• Exercise instructions: Find the lines of data that contain the string "percentile", then list them.

* * *

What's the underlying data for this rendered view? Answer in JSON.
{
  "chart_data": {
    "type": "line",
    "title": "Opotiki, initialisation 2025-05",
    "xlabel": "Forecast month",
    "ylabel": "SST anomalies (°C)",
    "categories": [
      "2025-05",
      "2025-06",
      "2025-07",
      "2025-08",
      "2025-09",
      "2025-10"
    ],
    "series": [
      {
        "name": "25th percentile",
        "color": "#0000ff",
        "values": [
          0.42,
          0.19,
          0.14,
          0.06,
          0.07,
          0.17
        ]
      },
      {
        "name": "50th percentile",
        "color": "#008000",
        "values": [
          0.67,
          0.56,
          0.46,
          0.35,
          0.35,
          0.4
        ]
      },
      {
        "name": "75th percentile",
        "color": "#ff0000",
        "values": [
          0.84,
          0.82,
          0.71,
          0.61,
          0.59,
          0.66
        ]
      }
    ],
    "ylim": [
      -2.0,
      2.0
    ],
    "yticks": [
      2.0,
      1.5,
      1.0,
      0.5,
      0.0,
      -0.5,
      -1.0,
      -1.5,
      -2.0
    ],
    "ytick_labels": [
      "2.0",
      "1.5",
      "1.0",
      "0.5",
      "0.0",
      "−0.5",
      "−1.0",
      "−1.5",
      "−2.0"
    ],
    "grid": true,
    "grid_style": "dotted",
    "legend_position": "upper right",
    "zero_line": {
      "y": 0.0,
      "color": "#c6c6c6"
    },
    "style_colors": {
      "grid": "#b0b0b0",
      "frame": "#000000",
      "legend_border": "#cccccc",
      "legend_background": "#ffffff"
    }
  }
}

* * *

• Complete output:
        "name": "25th percentile",
        "name": "50th percentile",
        "name": "75th percentile",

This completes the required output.